Look through the entries below and report every line that has "JSON".
====
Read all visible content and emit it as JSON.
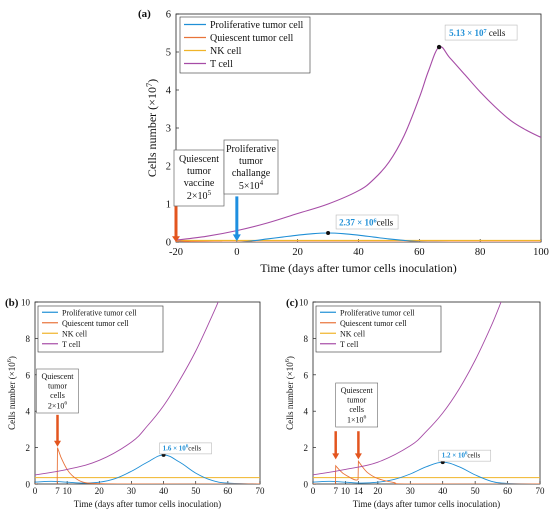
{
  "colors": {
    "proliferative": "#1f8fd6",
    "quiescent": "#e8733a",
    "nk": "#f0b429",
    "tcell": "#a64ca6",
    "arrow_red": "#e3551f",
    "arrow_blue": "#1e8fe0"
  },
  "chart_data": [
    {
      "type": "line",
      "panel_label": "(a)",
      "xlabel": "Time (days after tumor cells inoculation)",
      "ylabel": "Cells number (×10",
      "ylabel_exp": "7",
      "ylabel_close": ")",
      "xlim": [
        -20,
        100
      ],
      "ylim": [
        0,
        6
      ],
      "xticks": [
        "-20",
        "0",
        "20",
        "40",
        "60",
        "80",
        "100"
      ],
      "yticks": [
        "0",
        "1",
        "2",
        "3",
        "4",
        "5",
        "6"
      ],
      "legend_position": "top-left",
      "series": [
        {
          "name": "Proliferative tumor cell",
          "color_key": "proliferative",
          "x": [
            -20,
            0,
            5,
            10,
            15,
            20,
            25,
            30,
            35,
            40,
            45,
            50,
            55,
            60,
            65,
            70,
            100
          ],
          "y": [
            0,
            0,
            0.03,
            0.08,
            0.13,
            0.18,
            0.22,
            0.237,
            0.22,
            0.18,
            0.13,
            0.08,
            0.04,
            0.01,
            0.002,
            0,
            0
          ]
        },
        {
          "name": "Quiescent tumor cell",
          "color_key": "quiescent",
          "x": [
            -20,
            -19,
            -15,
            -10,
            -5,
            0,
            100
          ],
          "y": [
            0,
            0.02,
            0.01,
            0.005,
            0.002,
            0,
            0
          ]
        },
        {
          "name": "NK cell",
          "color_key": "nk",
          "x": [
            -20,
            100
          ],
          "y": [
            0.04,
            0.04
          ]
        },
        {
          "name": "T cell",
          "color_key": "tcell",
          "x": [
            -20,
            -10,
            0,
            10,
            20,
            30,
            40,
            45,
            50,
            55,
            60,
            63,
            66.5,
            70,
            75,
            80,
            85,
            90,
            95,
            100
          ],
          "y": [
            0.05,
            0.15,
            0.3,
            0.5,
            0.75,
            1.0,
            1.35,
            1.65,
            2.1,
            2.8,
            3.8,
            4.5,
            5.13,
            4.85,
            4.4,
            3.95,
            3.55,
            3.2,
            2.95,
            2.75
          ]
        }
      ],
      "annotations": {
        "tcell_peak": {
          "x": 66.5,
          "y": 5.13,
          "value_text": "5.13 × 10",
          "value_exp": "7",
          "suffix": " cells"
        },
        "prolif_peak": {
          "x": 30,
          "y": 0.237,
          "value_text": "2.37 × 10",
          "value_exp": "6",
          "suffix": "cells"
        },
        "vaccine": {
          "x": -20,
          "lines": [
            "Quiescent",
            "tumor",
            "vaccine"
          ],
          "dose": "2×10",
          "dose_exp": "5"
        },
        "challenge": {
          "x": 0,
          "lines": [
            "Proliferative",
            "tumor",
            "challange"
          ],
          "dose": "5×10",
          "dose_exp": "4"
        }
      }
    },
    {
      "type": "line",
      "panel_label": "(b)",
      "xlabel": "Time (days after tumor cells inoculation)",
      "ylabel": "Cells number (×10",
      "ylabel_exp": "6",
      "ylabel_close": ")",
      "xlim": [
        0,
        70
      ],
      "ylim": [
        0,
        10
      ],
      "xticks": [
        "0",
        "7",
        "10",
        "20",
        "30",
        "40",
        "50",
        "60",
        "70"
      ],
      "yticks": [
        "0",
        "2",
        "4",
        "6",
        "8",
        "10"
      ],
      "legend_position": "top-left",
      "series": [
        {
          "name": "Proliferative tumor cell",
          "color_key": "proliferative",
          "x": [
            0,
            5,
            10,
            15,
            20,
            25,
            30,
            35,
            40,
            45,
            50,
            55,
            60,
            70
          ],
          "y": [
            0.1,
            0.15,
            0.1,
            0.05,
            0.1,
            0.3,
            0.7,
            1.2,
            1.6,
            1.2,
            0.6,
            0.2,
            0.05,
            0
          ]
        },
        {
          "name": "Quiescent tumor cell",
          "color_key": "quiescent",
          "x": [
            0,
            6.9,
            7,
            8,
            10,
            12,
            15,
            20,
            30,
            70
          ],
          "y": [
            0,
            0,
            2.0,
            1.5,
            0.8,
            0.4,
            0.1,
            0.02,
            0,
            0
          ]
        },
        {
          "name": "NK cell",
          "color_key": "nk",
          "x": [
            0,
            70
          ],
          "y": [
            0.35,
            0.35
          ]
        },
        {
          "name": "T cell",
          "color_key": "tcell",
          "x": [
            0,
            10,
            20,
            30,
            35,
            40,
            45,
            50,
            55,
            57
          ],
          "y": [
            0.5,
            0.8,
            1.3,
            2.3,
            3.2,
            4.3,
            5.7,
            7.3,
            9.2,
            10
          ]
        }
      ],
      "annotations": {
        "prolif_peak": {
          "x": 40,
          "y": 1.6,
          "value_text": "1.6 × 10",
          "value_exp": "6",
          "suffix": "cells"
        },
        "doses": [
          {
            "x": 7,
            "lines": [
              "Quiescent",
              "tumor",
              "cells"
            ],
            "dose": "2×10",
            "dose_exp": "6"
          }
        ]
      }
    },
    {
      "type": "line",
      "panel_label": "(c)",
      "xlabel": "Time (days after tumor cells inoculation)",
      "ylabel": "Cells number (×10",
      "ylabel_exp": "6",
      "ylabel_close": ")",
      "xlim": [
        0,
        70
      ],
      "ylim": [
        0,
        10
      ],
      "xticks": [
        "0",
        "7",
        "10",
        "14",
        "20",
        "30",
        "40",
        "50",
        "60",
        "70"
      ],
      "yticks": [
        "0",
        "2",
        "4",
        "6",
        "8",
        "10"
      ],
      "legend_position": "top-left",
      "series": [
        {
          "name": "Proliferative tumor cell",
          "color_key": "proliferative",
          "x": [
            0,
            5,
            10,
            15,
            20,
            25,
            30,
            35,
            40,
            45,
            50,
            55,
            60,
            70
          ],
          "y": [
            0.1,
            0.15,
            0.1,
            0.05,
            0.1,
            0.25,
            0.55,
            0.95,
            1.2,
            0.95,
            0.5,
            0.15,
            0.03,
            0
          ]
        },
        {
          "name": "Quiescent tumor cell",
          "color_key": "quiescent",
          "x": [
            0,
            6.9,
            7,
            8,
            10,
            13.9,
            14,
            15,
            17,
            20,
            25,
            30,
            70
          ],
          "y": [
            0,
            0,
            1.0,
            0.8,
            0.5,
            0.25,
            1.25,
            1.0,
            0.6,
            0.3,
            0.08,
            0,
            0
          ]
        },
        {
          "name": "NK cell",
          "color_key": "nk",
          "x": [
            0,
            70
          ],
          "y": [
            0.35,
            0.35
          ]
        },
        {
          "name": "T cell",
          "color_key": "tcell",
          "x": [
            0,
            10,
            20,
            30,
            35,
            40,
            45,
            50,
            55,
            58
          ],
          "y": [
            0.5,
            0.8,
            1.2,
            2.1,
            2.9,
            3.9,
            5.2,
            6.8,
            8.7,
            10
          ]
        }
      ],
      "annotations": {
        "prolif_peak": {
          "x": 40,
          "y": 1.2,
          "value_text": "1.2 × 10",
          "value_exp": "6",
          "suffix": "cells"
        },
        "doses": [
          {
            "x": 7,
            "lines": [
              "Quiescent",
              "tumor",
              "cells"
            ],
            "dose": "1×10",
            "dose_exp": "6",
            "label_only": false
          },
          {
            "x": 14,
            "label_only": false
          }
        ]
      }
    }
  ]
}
====
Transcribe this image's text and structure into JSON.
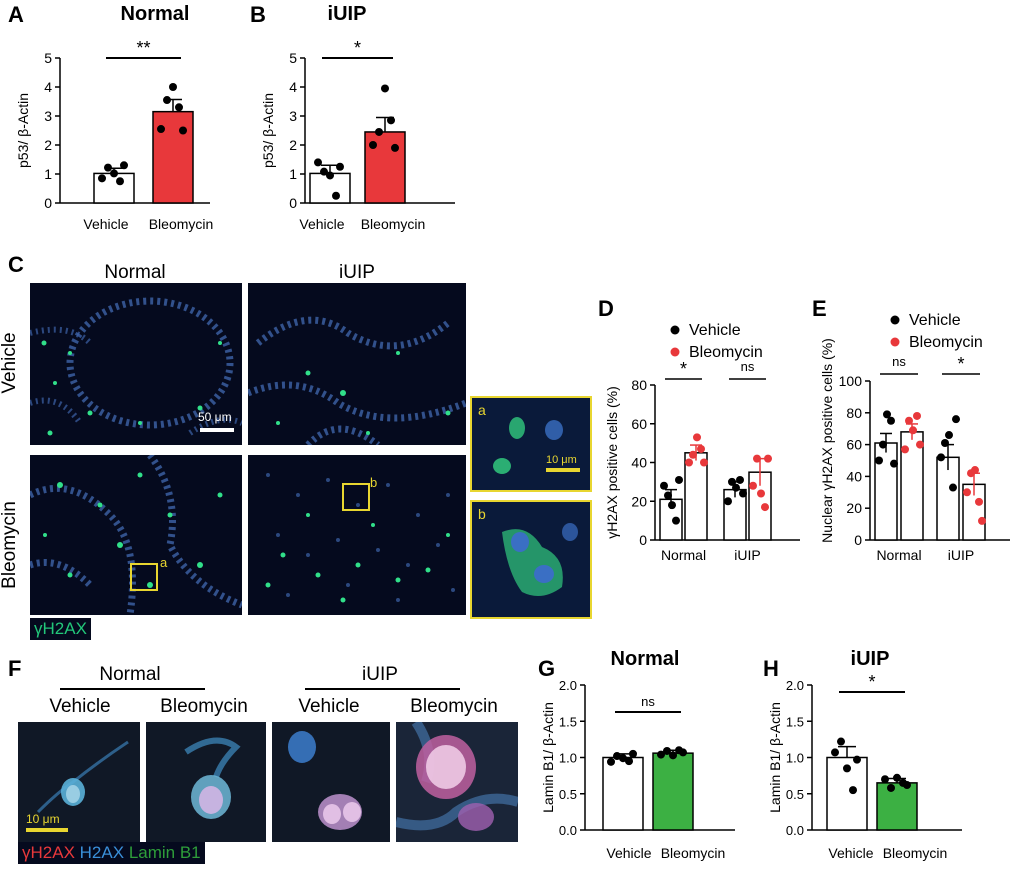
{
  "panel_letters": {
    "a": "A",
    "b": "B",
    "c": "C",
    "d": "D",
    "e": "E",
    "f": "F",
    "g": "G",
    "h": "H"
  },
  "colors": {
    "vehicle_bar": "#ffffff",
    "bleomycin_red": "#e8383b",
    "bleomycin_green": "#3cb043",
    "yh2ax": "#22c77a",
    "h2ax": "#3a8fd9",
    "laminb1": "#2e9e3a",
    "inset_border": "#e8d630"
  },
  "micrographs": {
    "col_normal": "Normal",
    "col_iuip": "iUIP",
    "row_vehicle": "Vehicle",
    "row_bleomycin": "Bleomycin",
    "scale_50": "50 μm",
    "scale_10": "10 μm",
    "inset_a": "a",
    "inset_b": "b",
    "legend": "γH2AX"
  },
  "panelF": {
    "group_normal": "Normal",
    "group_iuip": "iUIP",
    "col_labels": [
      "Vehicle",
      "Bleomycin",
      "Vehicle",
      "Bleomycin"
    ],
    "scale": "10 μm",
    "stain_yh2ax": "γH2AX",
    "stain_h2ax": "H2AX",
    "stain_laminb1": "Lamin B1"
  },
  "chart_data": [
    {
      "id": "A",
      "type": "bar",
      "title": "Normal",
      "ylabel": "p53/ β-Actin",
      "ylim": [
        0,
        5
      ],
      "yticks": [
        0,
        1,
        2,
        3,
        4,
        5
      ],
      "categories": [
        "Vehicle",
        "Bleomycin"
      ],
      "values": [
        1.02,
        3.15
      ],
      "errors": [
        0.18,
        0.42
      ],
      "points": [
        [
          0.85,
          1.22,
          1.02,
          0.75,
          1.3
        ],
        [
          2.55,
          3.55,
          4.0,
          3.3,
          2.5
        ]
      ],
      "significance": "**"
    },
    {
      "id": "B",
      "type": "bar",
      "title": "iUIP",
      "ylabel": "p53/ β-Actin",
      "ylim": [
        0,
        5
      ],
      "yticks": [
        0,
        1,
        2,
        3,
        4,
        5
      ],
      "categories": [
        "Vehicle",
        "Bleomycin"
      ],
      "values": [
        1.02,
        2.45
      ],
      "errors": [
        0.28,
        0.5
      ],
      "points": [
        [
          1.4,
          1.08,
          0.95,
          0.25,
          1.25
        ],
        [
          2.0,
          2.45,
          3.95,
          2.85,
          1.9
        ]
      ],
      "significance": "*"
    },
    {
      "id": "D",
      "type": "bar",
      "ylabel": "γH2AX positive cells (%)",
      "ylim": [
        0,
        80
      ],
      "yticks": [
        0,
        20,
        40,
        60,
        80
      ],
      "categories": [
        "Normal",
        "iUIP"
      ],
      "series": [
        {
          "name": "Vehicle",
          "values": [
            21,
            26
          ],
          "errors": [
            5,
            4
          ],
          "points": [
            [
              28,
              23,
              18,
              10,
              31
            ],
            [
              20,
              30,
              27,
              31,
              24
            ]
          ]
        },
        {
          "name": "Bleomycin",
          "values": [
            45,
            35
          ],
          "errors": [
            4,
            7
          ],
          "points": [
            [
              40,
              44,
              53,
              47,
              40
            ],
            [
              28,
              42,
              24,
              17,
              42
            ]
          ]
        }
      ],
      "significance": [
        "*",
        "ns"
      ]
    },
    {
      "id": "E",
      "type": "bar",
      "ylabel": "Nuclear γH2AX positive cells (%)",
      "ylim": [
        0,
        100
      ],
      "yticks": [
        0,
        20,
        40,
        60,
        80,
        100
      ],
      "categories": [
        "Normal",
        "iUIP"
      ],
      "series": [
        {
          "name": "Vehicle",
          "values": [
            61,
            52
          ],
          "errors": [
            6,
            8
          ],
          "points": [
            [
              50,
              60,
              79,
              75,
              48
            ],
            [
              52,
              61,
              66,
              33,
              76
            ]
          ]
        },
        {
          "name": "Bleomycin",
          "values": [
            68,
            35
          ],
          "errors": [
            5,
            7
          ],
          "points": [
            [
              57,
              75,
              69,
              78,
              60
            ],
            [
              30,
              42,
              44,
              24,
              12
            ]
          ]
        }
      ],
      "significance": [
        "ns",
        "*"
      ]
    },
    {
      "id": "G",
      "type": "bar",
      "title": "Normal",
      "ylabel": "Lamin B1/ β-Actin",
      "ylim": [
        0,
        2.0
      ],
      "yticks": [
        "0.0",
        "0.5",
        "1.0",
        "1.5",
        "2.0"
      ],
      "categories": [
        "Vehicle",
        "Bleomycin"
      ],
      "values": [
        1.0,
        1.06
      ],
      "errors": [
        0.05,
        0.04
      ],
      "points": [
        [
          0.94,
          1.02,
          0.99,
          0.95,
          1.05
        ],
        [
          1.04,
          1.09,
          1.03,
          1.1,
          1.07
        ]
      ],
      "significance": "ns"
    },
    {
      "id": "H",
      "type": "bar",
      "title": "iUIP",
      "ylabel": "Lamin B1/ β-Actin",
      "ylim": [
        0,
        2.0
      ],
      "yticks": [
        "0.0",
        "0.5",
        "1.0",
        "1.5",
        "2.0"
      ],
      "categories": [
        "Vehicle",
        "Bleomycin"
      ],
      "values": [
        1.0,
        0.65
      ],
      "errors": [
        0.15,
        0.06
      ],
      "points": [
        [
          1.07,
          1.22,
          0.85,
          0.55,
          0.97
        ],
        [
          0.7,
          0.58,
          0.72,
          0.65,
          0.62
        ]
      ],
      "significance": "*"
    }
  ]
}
====
OUTPUT FOR THIS EXERCISE:
Read all visible content and emit it as JSON.
Transcribe this image's text and structure into JSON.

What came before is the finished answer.